[Input rows]
◇ ◇ ◇
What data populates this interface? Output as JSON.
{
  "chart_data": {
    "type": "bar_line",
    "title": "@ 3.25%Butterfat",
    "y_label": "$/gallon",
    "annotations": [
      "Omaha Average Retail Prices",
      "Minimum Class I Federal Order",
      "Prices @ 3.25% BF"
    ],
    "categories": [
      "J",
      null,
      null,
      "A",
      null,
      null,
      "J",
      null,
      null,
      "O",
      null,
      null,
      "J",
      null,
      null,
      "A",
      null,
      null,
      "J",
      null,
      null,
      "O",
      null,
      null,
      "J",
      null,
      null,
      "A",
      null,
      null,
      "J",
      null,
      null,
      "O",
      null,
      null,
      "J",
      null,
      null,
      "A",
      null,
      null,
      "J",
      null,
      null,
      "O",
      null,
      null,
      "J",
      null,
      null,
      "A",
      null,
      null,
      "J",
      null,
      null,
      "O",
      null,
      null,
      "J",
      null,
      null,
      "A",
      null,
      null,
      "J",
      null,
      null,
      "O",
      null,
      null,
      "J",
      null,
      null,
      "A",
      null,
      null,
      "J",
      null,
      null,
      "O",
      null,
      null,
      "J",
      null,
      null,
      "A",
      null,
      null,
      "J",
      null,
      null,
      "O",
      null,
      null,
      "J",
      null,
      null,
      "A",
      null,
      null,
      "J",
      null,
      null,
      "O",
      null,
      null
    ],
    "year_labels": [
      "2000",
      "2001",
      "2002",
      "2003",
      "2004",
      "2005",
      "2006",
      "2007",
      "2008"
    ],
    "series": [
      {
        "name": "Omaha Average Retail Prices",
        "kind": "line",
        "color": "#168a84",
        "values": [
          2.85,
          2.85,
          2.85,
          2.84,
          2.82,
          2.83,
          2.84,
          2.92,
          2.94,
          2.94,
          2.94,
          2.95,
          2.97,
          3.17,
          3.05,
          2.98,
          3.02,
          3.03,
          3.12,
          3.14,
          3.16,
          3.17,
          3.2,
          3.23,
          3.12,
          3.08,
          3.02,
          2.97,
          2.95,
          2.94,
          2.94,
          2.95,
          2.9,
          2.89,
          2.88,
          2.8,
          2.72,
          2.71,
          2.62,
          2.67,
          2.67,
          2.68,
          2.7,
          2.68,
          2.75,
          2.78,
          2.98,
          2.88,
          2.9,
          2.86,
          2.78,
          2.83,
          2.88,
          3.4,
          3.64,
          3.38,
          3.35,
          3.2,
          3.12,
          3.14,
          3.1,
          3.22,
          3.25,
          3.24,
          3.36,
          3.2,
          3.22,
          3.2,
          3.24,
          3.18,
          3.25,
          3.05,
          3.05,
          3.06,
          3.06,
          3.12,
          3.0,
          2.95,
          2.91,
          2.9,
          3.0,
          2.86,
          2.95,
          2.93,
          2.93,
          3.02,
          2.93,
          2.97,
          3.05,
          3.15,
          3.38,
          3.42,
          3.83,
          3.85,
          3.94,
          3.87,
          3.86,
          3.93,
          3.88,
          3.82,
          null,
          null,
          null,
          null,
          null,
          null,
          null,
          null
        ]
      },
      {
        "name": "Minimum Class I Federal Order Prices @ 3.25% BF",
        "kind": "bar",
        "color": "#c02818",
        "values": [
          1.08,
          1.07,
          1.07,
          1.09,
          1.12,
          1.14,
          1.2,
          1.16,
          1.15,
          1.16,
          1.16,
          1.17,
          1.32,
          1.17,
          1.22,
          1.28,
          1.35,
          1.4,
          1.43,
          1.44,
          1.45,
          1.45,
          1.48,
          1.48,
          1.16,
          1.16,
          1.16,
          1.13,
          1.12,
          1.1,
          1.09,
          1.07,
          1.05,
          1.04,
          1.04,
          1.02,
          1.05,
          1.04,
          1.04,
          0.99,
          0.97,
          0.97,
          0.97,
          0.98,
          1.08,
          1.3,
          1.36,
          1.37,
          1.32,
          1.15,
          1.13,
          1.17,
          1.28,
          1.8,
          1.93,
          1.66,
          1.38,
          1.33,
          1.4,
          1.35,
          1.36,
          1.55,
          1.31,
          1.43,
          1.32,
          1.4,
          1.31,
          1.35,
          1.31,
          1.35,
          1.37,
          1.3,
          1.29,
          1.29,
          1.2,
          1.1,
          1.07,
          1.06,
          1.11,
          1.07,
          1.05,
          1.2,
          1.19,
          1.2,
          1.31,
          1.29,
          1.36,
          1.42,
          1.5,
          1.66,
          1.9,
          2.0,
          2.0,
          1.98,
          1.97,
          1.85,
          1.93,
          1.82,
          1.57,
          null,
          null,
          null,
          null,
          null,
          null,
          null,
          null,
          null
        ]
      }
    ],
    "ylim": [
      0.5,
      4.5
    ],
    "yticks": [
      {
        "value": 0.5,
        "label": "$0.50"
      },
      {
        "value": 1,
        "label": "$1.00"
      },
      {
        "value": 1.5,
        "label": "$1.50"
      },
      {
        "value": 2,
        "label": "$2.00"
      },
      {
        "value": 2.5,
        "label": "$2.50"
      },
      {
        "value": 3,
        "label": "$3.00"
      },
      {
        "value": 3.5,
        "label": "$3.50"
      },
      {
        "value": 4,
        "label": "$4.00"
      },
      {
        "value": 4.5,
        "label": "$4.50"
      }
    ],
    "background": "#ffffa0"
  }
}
◇ ◇ ◇
[Task directions]
Reproduce each record exactly as it appears.

[Result of this exercise]
What data populates this interface? Output as JSON.
{
  "chart_data": {
    "type": "bar_line",
    "title": "@ 3.25%Butterfat",
    "y_label": "$/gallon",
    "annotations": [
      "Omaha Average Retail Prices",
      "Minimum Class I Federal Order",
      "Prices @ 3.25% BF"
    ],
    "categories": [
      "J",
      null,
      null,
      "A",
      null,
      null,
      "J",
      null,
      null,
      "O",
      null,
      null,
      "J",
      null,
      null,
      "A",
      null,
      null,
      "J",
      null,
      null,
      "O",
      null,
      null,
      "J",
      null,
      null,
      "A",
      null,
      null,
      "J",
      null,
      null,
      "O",
      null,
      null,
      "J",
      null,
      null,
      "A",
      null,
      null,
      "J",
      null,
      null,
      "O",
      null,
      null,
      "J",
      null,
      null,
      "A",
      null,
      null,
      "J",
      null,
      null,
      "O",
      null,
      null,
      "J",
      null,
      null,
      "A",
      null,
      null,
      "J",
      null,
      null,
      "O",
      null,
      null,
      "J",
      null,
      null,
      "A",
      null,
      null,
      "J",
      null,
      null,
      "O",
      null,
      null,
      "J",
      null,
      null,
      "A",
      null,
      null,
      "J",
      null,
      null,
      "O",
      null,
      null,
      "J",
      null,
      null,
      "A",
      null,
      null,
      "J",
      null,
      null,
      "O",
      null,
      null
    ],
    "year_labels": [
      "2000",
      "2001",
      "2002",
      "2003",
      "2004",
      "2005",
      "2006",
      "2007",
      "2008"
    ],
    "series": [
      {
        "name": "Omaha Average Retail Prices",
        "kind": "line",
        "color": "#168a84",
        "values": [
          2.85,
          2.85,
          2.85,
          2.84,
          2.82,
          2.83,
          2.84,
          2.92,
          2.94,
          2.94,
          2.94,
          2.95,
          2.97,
          3.17,
          3.05,
          2.98,
          3.02,
          3.03,
          3.12,
          3.14,
          3.16,
          3.17,
          3.2,
          3.23,
          3.12,
          3.08,
          3.02,
          2.97,
          2.95,
          2.94,
          2.94,
          2.95,
          2.9,
          2.89,
          2.88,
          2.8,
          2.72,
          2.71,
          2.62,
          2.67,
          2.67,
          2.68,
          2.7,
          2.68,
          2.75,
          2.78,
          2.98,
          2.88,
          2.9,
          2.86,
          2.78,
          2.83,
          2.88,
          3.4,
          3.64,
          3.38,
          3.35,
          3.2,
          3.12,
          3.14,
          3.1,
          3.22,
          3.25,
          3.24,
          3.36,
          3.2,
          3.22,
          3.2,
          3.24,
          3.18,
          3.25,
          3.05,
          3.05,
          3.06,
          3.06,
          3.12,
          3.0,
          2.95,
          2.91,
          2.9,
          3.0,
          2.86,
          2.95,
          2.93,
          2.93,
          3.02,
          2.93,
          2.97,
          3.05,
          3.15,
          3.38,
          3.42,
          3.83,
          3.85,
          3.94,
          3.87,
          3.86,
          3.93,
          3.88,
          3.82,
          null,
          null,
          null,
          null,
          null,
          null,
          null,
          null
        ]
      },
      {
        "name": "Minimum Class I Federal Order Prices @ 3.25% BF",
        "kind": "bar",
        "color": "#c02818",
        "values": [
          1.08,
          1.07,
          1.07,
          1.09,
          1.12,
          1.14,
          1.2,
          1.16,
          1.15,
          1.16,
          1.16,
          1.17,
          1.32,
          1.17,
          1.22,
          1.28,
          1.35,
          1.4,
          1.43,
          1.44,
          1.45,
          1.45,
          1.48,
          1.48,
          1.16,
          1.16,
          1.16,
          1.13,
          1.12,
          1.1,
          1.09,
          1.07,
          1.05,
          1.04,
          1.04,
          1.02,
          1.05,
          1.04,
          1.04,
          0.99,
          0.97,
          0.97,
          0.97,
          0.98,
          1.08,
          1.3,
          1.36,
          1.37,
          1.32,
          1.15,
          1.13,
          1.17,
          1.28,
          1.8,
          1.93,
          1.66,
          1.38,
          1.33,
          1.4,
          1.35,
          1.36,
          1.55,
          1.31,
          1.43,
          1.32,
          1.4,
          1.31,
          1.35,
          1.31,
          1.35,
          1.37,
          1.3,
          1.29,
          1.29,
          1.2,
          1.1,
          1.07,
          1.06,
          1.11,
          1.07,
          1.05,
          1.2,
          1.19,
          1.2,
          1.31,
          1.29,
          1.36,
          1.42,
          1.5,
          1.66,
          1.9,
          2.0,
          2.0,
          1.98,
          1.97,
          1.85,
          1.93,
          1.82,
          1.57,
          null,
          null,
          null,
          null,
          null,
          null,
          null,
          null,
          null
        ]
      }
    ],
    "ylim": [
      0.5,
      4.5
    ],
    "yticks": [
      {
        "value": 0.5,
        "label": "$0.50"
      },
      {
        "value": 1,
        "label": "$1.00"
      },
      {
        "value": 1.5,
        "label": "$1.50"
      },
      {
        "value": 2,
        "label": "$2.00"
      },
      {
        "value": 2.5,
        "label": "$2.50"
      },
      {
        "value": 3,
        "label": "$3.00"
      },
      {
        "value": 3.5,
        "label": "$3.50"
      },
      {
        "value": 4,
        "label": "$4.00"
      },
      {
        "value": 4.5,
        "label": "$4.50"
      }
    ],
    "background": "#ffffa0"
  }
}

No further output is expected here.